* **TASK DETAILS**
Answer these questions from the rowing update:
1. How many hours have the crew logged on the boat over two summers?
2. Who is the team's Head of Nutrition?
3. On what date do they set off across the Atlantic?

* **TEXT UNDER STUDY**
The latest from Jack Friend as the guys finish final preparations having concluded their summer training.
To say the last few months have been busy would be the understatement of the century! Our campaign, which started nearly two years ago, has come to a head as we wrapped up our final summer training on the boat and prepared for our good ship ‘Eppy’ to be shipped to the start line in La Gomera, a small island about 25 nautical miles from Tenerife in the Canary Islands.
This has been a massive milestone for us to reach and marks the end of all of our training on the water. Over two summers, we have racked up over 250 hours on the boat, training in all conditions along the south Devon Coast. This training has mainly consisted of us getting used to life on our Ocean Rowing Boat (a Rannoch Built R45, which is approximately 8 meters in length). We have practised rowing for extended periods of time in our planned 2 hours on 2 hours off shift pattern as well as experimenting with rowing with three of us at a time (in a shift pattern of 2 hours on 40 minutes off), getting used to sleeping in 90-minute bursts, eating our dehydrated meals and experimenting with different snacks and nutrition strategies to make sure we stay as well fuelled as possible to enable us to keep rowing shift after shift!
Another crucial part of this training has been learning everything we can about every inch of our boat and all the equipment on her; we have been putting into practice our navigational training, testing our autohelm system, learning how to take vital equipment like our watermaker (a desalination unit that runs off of solar power) apart and put it together again, practising man overboard drills, learning how to deploy and recover our sea anchor (a large parachute that will keep us anchored in place during severe storms), learning how to tie all sorts of knots underwater, upside down and back to front…the list goes on!
The final element of this summer has come over the last few weeks as we have packed up the boat with all the equipment and food we need before she is shipped off to the start line. This has consisted of packing over 1.2million calories of food into daily meal and snack packs, a process that took weeks of planning from our Head of Nutrition, Arthur and over two days of sorting and packing in Devon to ensure it was all in order and would fit onto the boat. Hamish, our Head of Kit and Logistics, has been meticulously logging and checking every item of kit before packing it onto the boat – spares for every essential piece of equipment, vital tools for maintenance and repairs, emergency evacuation kit and supplies, hundreds of biodegradable wet wipes (to help keep salt sores at bay), wet weather gear, litres of suncream and much more. Euan, our Head of Medical, has been ensuring we have all the supplies and knowledge needed to treat minor and major injuries in one of the most remote places on the planet! In short, it has been a massive team effort and a huge logistical operation that has required us all to work together and trust each other to get everything in place.
Now Eppy is packed, she will be loaded into a container and taken by ship to the Canaries, where we will meet her again on the 28th of November. Once there, we will have two weeks to do the final bits of preparation, pass the rigorous pre-race inspection and do a couple of shake-down training rows before we set off on the 12th of December for the 3000-mile journey across the Atlantic Ocean!
Reflecting on the past few weeks, it is amazing how much we have managed to achieve together, but none of it would have been possible without the wonderful support from our sponsors, who have enabled us to get all the kit and supplies we need to take on this amazing challenge. Thank you!

[Stored items]
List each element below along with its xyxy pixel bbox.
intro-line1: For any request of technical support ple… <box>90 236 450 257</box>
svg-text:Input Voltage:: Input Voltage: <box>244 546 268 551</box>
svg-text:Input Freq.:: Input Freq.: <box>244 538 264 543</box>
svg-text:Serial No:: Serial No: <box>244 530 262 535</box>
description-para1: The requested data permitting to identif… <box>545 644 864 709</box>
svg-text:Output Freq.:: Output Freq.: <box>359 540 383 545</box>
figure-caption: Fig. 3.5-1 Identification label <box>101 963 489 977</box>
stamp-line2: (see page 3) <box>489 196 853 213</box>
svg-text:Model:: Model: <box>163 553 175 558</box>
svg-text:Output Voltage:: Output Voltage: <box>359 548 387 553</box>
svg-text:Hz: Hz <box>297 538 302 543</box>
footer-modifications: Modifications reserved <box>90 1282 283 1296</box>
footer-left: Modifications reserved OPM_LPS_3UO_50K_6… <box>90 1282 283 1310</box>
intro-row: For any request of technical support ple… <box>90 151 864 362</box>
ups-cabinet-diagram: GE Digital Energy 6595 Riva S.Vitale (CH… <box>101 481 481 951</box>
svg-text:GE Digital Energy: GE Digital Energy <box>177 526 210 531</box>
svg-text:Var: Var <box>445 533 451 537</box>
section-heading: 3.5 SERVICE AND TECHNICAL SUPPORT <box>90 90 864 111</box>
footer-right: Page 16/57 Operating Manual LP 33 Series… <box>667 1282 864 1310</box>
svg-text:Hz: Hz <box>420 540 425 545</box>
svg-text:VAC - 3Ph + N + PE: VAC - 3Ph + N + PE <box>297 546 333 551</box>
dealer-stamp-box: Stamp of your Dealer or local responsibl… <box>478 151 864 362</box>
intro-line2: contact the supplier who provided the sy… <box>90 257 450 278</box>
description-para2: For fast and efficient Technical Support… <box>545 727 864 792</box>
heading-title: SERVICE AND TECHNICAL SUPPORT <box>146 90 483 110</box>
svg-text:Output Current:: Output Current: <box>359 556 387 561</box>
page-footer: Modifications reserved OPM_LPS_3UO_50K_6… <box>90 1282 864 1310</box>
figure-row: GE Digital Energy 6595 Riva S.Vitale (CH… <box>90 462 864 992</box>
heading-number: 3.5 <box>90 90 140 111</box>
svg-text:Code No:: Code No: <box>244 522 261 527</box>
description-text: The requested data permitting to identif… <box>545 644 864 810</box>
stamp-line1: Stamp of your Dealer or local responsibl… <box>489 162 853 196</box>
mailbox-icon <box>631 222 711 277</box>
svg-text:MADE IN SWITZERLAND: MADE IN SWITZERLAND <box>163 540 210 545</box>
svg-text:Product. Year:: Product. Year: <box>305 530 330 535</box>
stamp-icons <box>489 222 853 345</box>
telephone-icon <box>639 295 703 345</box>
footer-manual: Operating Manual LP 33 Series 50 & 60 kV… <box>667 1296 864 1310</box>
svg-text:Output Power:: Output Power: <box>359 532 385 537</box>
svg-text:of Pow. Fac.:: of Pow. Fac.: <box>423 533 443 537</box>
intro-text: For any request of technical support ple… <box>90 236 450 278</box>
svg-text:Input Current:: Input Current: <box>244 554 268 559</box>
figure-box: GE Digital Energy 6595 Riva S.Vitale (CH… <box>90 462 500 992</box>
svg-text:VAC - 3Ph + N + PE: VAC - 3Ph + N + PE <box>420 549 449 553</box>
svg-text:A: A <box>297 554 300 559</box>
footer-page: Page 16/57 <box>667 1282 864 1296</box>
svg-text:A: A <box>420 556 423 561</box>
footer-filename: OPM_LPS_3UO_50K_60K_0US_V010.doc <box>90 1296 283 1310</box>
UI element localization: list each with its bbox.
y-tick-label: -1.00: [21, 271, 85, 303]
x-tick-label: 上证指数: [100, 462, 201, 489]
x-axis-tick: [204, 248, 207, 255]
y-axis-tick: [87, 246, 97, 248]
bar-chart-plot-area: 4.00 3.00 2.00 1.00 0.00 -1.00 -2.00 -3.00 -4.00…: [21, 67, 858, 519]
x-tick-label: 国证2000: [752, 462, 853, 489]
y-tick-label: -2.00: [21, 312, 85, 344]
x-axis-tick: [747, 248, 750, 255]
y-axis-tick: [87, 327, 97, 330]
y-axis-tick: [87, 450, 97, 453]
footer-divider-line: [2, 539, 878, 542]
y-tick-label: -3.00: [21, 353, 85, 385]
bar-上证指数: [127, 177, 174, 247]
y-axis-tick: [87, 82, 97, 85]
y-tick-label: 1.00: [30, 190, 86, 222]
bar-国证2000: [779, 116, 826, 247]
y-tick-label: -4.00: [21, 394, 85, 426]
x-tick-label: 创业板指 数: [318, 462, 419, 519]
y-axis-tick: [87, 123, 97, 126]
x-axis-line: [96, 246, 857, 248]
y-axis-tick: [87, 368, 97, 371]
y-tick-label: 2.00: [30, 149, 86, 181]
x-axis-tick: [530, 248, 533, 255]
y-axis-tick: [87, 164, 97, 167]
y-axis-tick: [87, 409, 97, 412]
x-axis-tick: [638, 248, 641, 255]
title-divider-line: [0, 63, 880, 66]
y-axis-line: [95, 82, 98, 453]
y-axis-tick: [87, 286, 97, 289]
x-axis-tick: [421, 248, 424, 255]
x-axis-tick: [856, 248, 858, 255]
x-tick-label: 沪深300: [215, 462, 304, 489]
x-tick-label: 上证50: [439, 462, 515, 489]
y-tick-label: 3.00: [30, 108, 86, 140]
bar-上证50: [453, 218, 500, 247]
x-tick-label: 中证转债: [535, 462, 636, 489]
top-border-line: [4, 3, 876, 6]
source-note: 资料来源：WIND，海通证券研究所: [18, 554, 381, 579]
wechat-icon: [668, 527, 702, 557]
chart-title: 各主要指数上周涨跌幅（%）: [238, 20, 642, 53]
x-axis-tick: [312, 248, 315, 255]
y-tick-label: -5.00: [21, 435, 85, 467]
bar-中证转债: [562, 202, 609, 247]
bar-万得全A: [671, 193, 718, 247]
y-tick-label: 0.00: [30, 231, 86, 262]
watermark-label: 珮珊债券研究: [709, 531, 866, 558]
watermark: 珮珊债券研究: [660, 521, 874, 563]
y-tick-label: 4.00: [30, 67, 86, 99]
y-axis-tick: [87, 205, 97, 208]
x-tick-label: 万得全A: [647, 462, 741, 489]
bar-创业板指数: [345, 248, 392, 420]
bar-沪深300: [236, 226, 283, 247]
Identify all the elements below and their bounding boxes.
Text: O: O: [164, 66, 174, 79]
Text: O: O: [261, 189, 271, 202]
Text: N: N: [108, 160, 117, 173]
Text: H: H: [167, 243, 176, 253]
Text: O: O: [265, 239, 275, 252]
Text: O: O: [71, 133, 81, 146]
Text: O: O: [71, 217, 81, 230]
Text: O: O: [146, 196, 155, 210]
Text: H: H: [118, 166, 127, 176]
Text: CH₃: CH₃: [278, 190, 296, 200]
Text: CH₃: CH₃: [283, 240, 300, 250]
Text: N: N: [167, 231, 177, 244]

* **YOUR RESPONSE**
1. Over 250 hours.
2. Arthur.
3. The 12th of December.